● Requirement:
Which lines hold the word "cabezo"? Copy each of them.

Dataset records
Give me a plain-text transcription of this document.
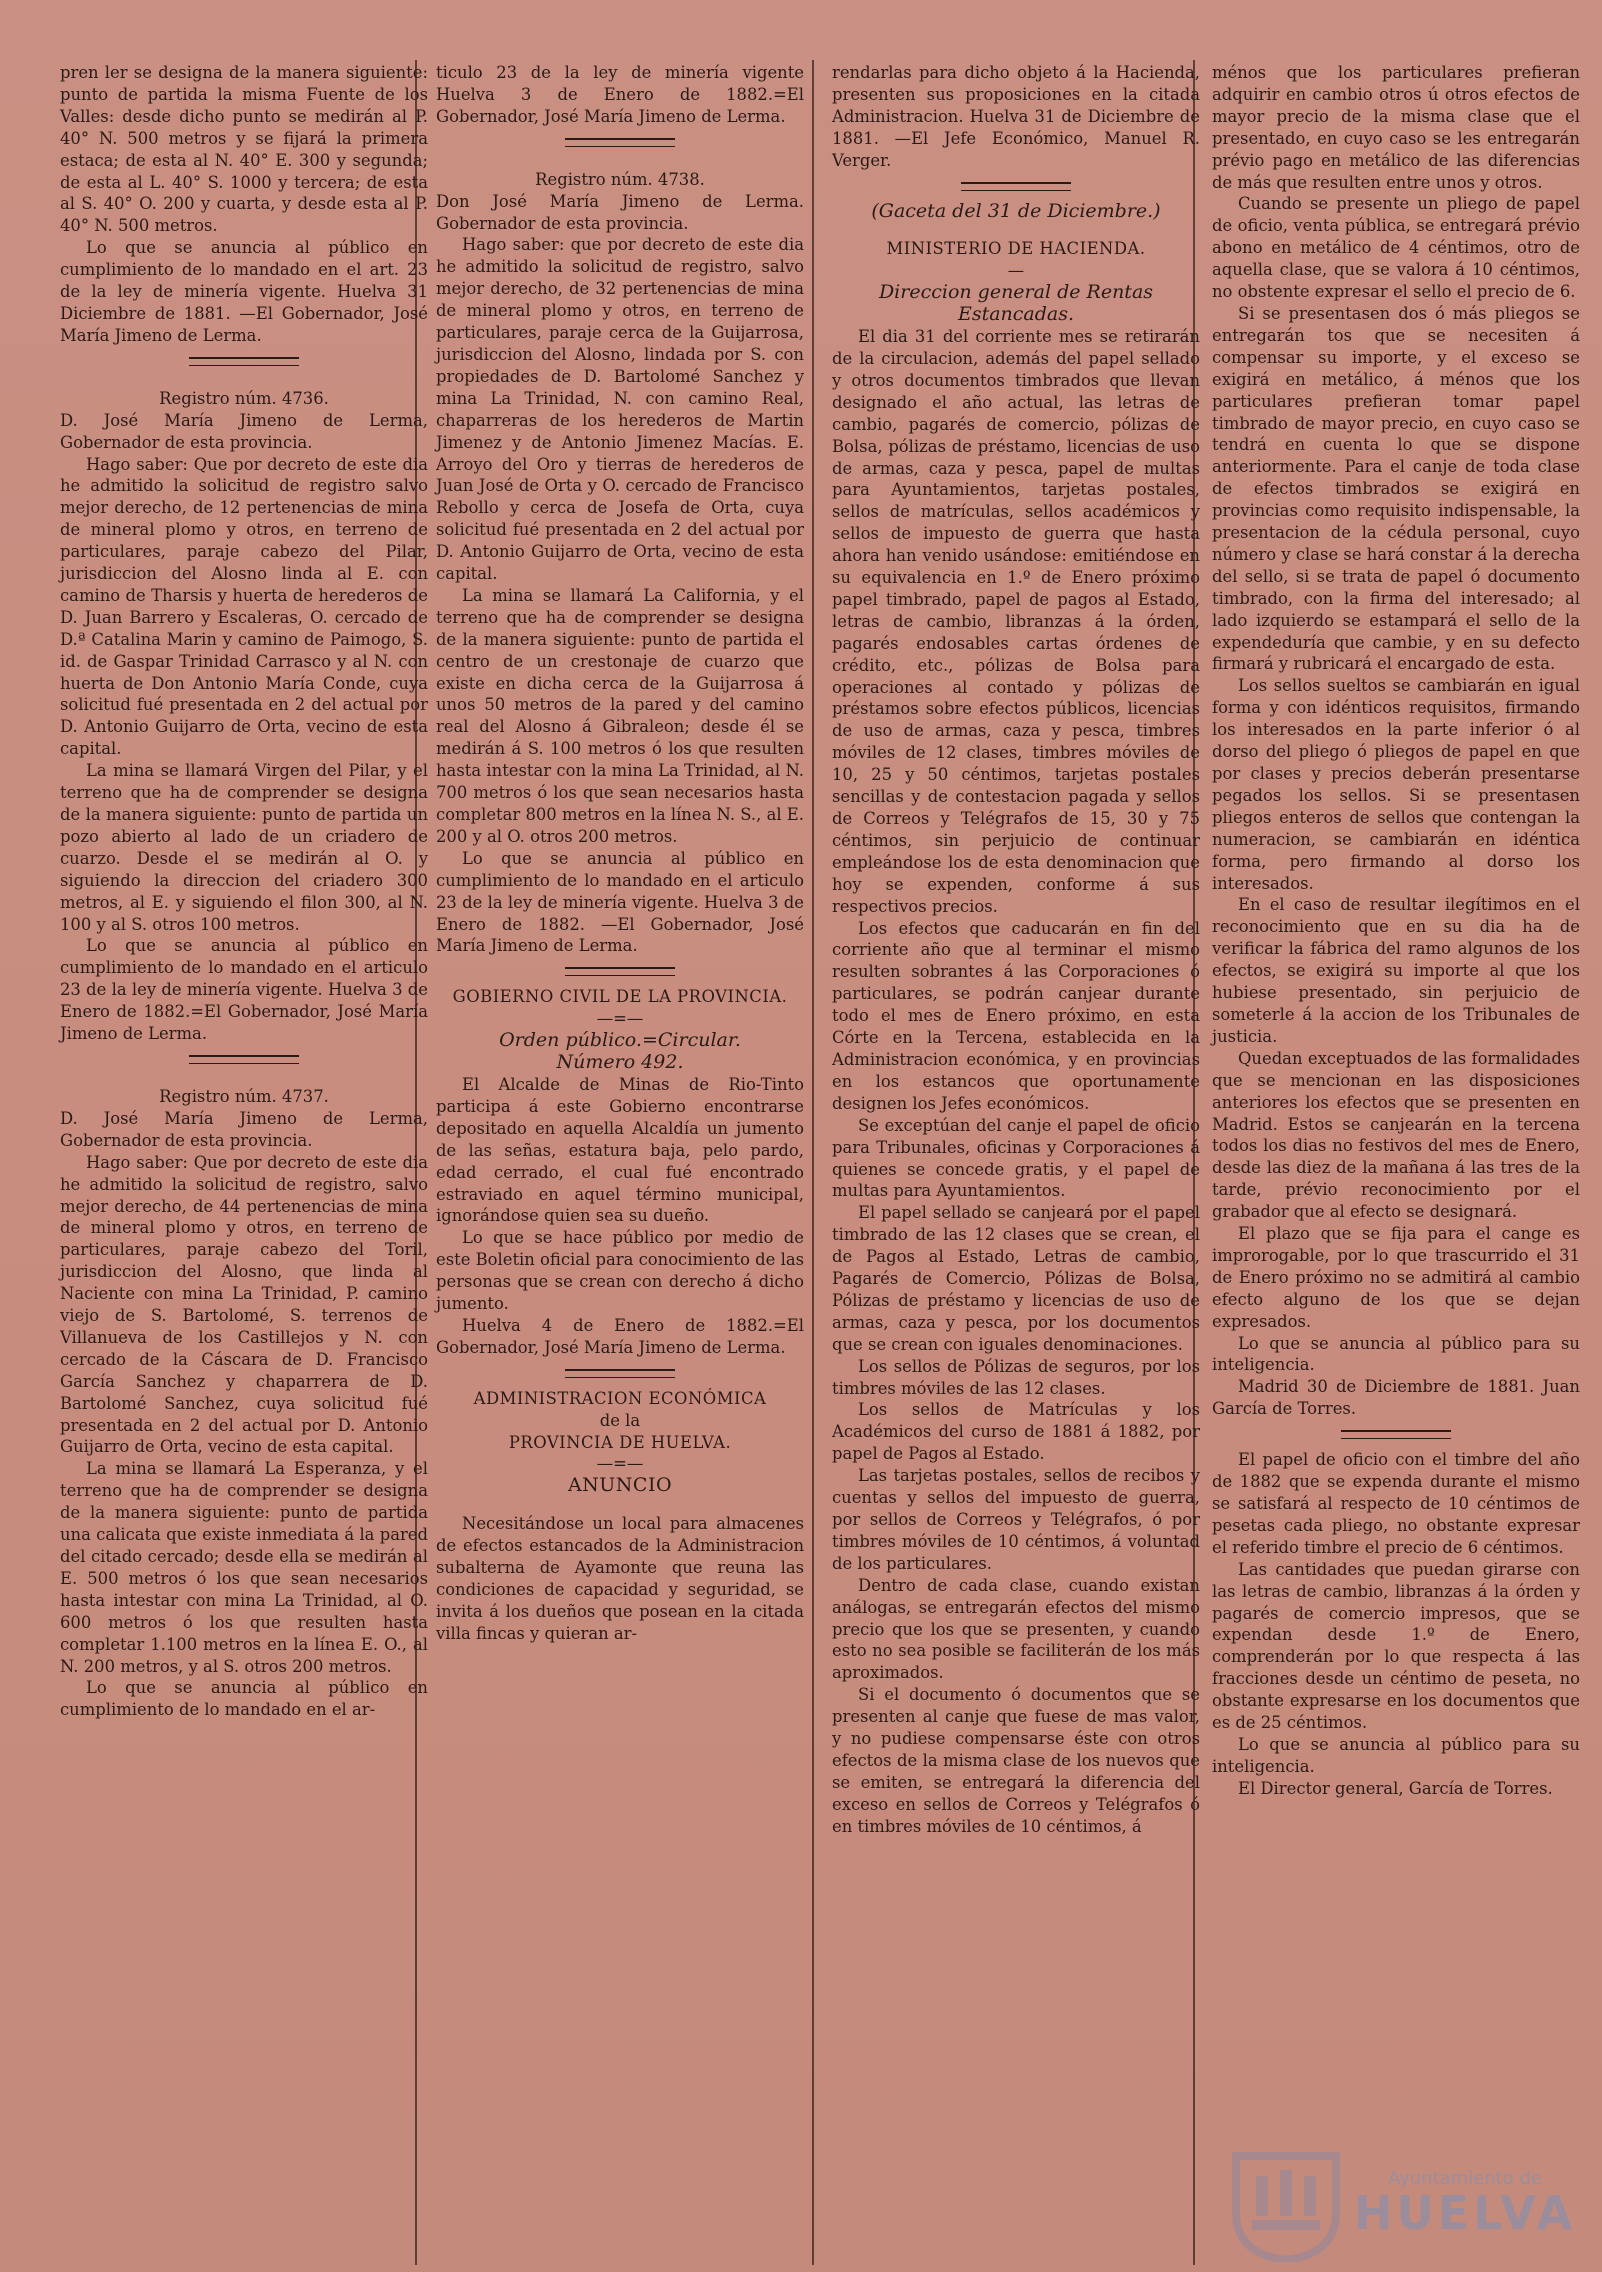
pren ler se designa de la manera siguiente: punto de partida la misma Fuente de los Valles: desde dicho punto se medirán al P. 40° N. 500 metros y se fijará la primera estaca; de esta al N. 40° E. 300 y segunda; de esta al L. 40° S. 1000 y tercera; de esta al S. 40° O. 200 y cuarta, y desde esta al P. 40° N. 500 metros.

Lo que se anuncia al público en cumplimiento de lo mandado en el art. 23 de la ley de minería vigente. Huelva 31 Diciembre de 1881. —El Gobernador, José María Jimeno de Lerma.

Registro núm. 4736.

D. José María Jimeno de Lerma, Gobernador de esta provincia.

Hago saber: Que por decreto de este dia he admitido la solicitud de registro salvo mejor derecho, de 12 pertenencias de mina de mineral plomo y otros, en terreno de particulares, paraje cabezo del Pilar, jurisdiccion del Alosno linda al E. con camino de Tharsis y huerta de herederos de D. Juan Barrero y Escaleras, O. cercado de D.ª Catalina Marin y camino de Paimogo, S. id. de Gaspar Trinidad Carrasco y al N. con huerta de Don Antonio María Conde, cuya solicitud fué presentada en 2 del actual por D. Antonio Guijarro de Orta, vecino de esta capital.

La mina se llamará Virgen del Pilar, y el terreno que ha de comprender se designa de la manera siguiente: punto de partida un pozo abierto al lado de un criadero de cuarzo. Desde el se medirán al O. y siguiendo la direccion del criadero 300 metros, al E. y siguiendo el filon 300, al N. 100 y al S. otros 100 metros.

Lo que se anuncia al público en cumplimiento de lo mandado en el articulo 23 de la ley de minería vigente. Huelva 3 de Enero de 1882.=El Gobernador, José María Jimeno de Lerma.

Registro núm. 4737.

D. José María Jimeno de Lerma, Gobernador de esta provincia.

Hago saber: Que por decreto de este dia he admitido la solicitud de registro, salvo mejor derecho, de 44 pertenencias de mina de mineral plomo y otros, en terreno de particulares, paraje cabezo del Toril, jurisdiccion del Alosno, que linda al Naciente con mina La Trinidad, P. camino viejo de S. Bartolomé, S. terrenos de Villanueva de los Castillejos y N. con cercado de la Cáscara de D. Francisco García Sanchez y chaparrera de D. Bartolomé Sanchez, cuya solicitud fué presentada en 2 del actual por D. Antonio Guijarro de Orta, vecino de esta capital.

La mina se llamará La Esperanza, y el terreno que ha de comprender se designa de la manera siguiente: punto de partida una calicata que existe inmediata á la pared del citado cercado; desde ella se medirán al E. 500 metros ó los que sean necesarios hasta intestar con mina La Trinidad, al O. 600 metros ó los que resulten hasta completar 1.100 metros en la línea E. O., al N. 200 metros, y al S. otros 200 metros.

Lo que se anuncia al público en cumplimiento de lo mandado en el ar-

ticulo 23 de la ley de minería vigente Huelva 3 de Enero de 1882.=El Gobernador, José María Jimeno de Lerma.

Registro núm. 4738.

Don José María Jimeno de Lerma. Gobernador de esta provincia.

Hago saber: que por decreto de este dia he admitido la solicitud de registro, salvo mejor derecho, de 32 pertenencias de mina de mineral plomo y otros, en terreno de particulares, paraje cerca de la Guijarrosa, jurisdiccion del Alosno, lindada por S. con propiedades de D. Bartolomé Sanchez y mina La Trinidad, N. con camino Real, chaparreras de los herederos de Martin Jimenez y de Antonio Jimenez Macías. E. Arroyo del Oro y tierras de herederos de Juan José de Orta y O. cercado de Francisco Rebollo y cerca de Josefa de Orta, cuya solicitud fué presentada en 2 del actual por D. Antonio Guijarro de Orta, vecino de esta capital.

La mina se llamará La California, y el terreno que ha de comprender se designa de la manera siguiente: punto de partida el centro de un crestonaje de cuarzo que existe en dicha cerca de la Guijarrosa á unos 50 metros de la pared y del camino real del Alosno á Gibraleon; desde él se medirán á S. 100 metros ó los que resulten hasta intestar con la mina La Trinidad, al N. 700 metros ó los que sean necesarios hasta completar 800 metros en la línea N. S., al E. 200 y al O. otros 200 metros.

Lo que se anuncia al público en cumplimiento de lo mandado en el articulo 23 de la ley de minería vigente. Huelva 3 de Enero de 1882. —El Gobernador, José María Jimeno de Lerma.

GOBIERNO CIVIL DE LA PROVINCIA.

—=—

Orden público.=Circular.

Número 492.

El Alcalde de Minas de Rio-Tinto participa á este Gobierno encontrarse depositado en aquella Alcaldía un jumento de las señas, estatura baja, pelo pardo, edad cerrado, el cual fué encontrado estraviado en aquel término municipal, ignorándose quien sea su dueño.

Lo que se hace público por medio de este Boletin oficial para conocimiento de las personas que se crean con derecho á dicho jumento.

Huelva 4 de Enero de 1882.=El Gobernador, José María Jimeno de Lerma.

ADMINISTRACION ECONÓMICA

de la

PROVINCIA DE HUELVA.

—=—

ANUNCIO

Necesitándose un local para almacenes de efectos estancados de la Administracion subalterna de Ayamonte que reuna las condiciones de capacidad y seguridad, se invita á los dueños que posean en la citada villa fincas y quieran ar-

rendarlas para dicho objeto á la Hacienda, presenten sus proposiciones en la citada Administracion. Huelva 31 de Diciembre de 1881. —El Jefe Económico, Manuel R. Verger.

(Gaceta del 31 de Diciembre.)

MINISTERIO DE HACIENDA.

—

Direccion general de Rentas Estancadas.

El dia 31 del corriente mes se retirarán de la circulacion, además del papel sellado y otros documentos timbrados que llevan designado el año actual, las letras de cambio, pagarés de comercio, pólizas de Bolsa, pólizas de préstamo, licencias de uso de armas, caza y pesca, papel de multas para Ayuntamientos, tarjetas postales, sellos de matrículas, sellos académicos y sellos de impuesto de guerra que hasta ahora han venido usándose: emitiéndose en su equivalencia en 1.º de Enero próximo papel timbrado, papel de pagos al Estado, letras de cambio, libranzas á la órden, pagarés endosables cartas órdenes de crédito, etc., pólizas de Bolsa para operaciones al contado y pólizas de préstamos sobre efectos públicos, licencias de uso de armas, caza y pesca, timbres móviles de 12 clases, timbres móviles de 10, 25 y 50 céntimos, tarjetas postales sencillas y de contestacion pagada y sellos de Correos y Telégrafos de 15, 30 y 75 céntimos, sin perjuicio de continuar empleándose los de esta denominacion que hoy se expenden, conforme á sus respectivos precios.

Los efectos que caducarán en fin del corriente año que al terminar el mismo resulten sobrantes á las Corporaciones ó particulares, se podrán canjear durante todo el mes de Enero próximo, en esta Córte en la Tercena, establecida en la Administracion económica, y en provincias en los estancos que oportunamente designen los Jefes económicos.

Se exceptúan del canje el papel de oficio para Tribunales, oficinas y Corporaciones á quienes se concede gratis, y el papel de multas para Ayuntamientos.

El papel sellado se canjeará por el papel timbrado de las 12 clases que se crean, el de Pagos al Estado, Letras de cambio, Pagarés de Comercio, Pólizas de Bolsa, Pólizas de préstamo y licencias de uso de armas, caza y pesca, por los documentos que se crean con iguales denominaciones.

Los sellos de Pólizas de seguros, por los timbres móviles de las 12 clases.

Los sellos de Matrículas y los Académicos del curso de 1881 á 1882, por papel de Pagos al Estado.

Las tarjetas postales, sellos de recibos y cuentas y sellos del impuesto de guerra, por sellos de Correos y Telégrafos, ó por timbres móviles de 10 céntimos, á voluntad de los particulares.

Dentro de cada clase, cuando existan análogas, se entregarán efectos del mismo precio que los que se presenten, y cuando esto no sea posible se faciliterán de los más aproximados.

Si el documento ó documentos que se presenten al canje que fuese de mas valor, y no pudiese compensarse éste con otros efectos de la misma clase de los nuevos que se emiten, se entregará la diferencia del exceso en sellos de Correos y Telégrafos ó en timbres móviles de 10 céntimos, á

ménos que los particulares prefieran adquirir en cambio otros ú otros efectos de mayor precio de la misma clase que el presentado, en cuyo caso se les entregarán prévio pago en metálico de las diferencias de más que resulten entre unos y otros.

Cuando se presente un pliego de papel de oficio, venta pública, se entregará prévio abono en metálico de 4 céntimos, otro de aquella clase, que se valora á 10 céntimos, no obstente expresar el sello el precio de 6.

Si se presentasen dos ó más pliegos se entregarán tos que se necesiten á compensar su importe, y el exceso se exigirá en metálico, á ménos que los particulares prefieran tomar papel timbrado de mayor precio, en cuyo caso se tendrá en cuenta lo que se dispone anteriormente. Para el canje de toda clase de efectos timbrados se exigirá en provincias como requisito indispensable, la presentacion de la cédula personal, cuyo número y clase se hará constar á la derecha del sello, si se trata de papel ó documento timbrado, con la firma del interesado; al lado izquierdo se estampará el sello de la expendeduría que cambie, y en su defecto firmará y rubricará el encargado de esta.

Los sellos sueltos se cambiarán en igual forma y con idénticos requisitos, firmando los interesados en la parte inferior ó al dorso del pliego ó pliegos de papel en que por clases y precios deberán presentarse pegados los sellos. Si se presentasen pliegos enteros de sellos que contengan la numeracion, se cambiarán en idéntica forma, pero firmando al dorso los interesados.

En el caso de resultar ilegítimos en el reconocimiento que en su dia ha de verificar la fábrica del ramo algunos de los efectos, se exigirá su importe al que los hubiese presentado, sin perjuicio de someterle á la accion de los Tribunales de justicia.

Quedan exceptuados de las formalidades que se mencionan en las disposiciones anteriores los efectos que se presenten en Madrid. Estos se canjearán en la tercena todos los dias no festivos del mes de Enero, desde las diez de la mañana á las tres de la tarde, prévio reconocimiento por el grabador que al efecto se designará.

El plazo que se fija para el cange es improrogable, por lo que trascurrido el 31 de Enero próximo no se admitirá al cambio efecto alguno de los que se dejan expresados.

Lo que se anuncia al público para su inteligencia.

Madrid 30 de Diciembre de 1881. Juan García de Torres.

El papel de oficio con el timbre del año de 1882 que se expenda durante el mismo se satisfará al respecto de 10 céntimos de pesetas cada pliego, no obstante expresar el referido timbre el precio de 6 céntimos.

Las cantidades que puedan girarse con las letras de cambio, libranzas á la órden y pagarés de comercio impresos, que se expendan desde 1.º de Enero, comprenderán por lo que respecta á las fracciones desde un céntimo de peseta, no obstante expresarse en los documentos que es de 25 céntimos.

Lo que se anuncia al público para su inteligencia.

El Director general, García de Torres.

Ayuntamiento de
HUELVA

● Answer to this task:
Hago saber: Que por decreto de este dia he admitido la solicitud de registro salvo mejor derecho, de 12 pertenencias de mina de mineral plomo y otros, en terreno de particulares, paraje cabezo del Pilar, jurisdiccion del Alosno linda al E. con camino de Tharsis y huerta de herederos de D. Juan Barrero y Escaleras, O. cercado de D.ª Catalina Marin y camino de Paimogo, S. id. de Gaspar Trinidad Carrasco y al N. con huerta de Don Antonio María Conde, cuya solicitud fué presentada en 2 del actual por D. Antonio Guijarro de Orta, vecino de esta capital.
Hago saber: Que por decreto de este dia he admitido la solicitud de registro, salvo mejor derecho, de 44 pertenencias de mina de mineral plomo y otros, en terreno de particulares, paraje cabezo del Toril, jurisdiccion del Alosno, que linda al Naciente con mina La Trinidad, P. camino viejo de S. Bartolomé, S. terrenos de Villanueva de los Castillejos y N. con cercado de la Cáscara de D. Francisco García Sanchez y chaparrera de D. Bartolomé Sanchez, cuya solicitud fué presentada en 2 del actual por D. Antonio Guijarro de Orta, vecino de esta capital.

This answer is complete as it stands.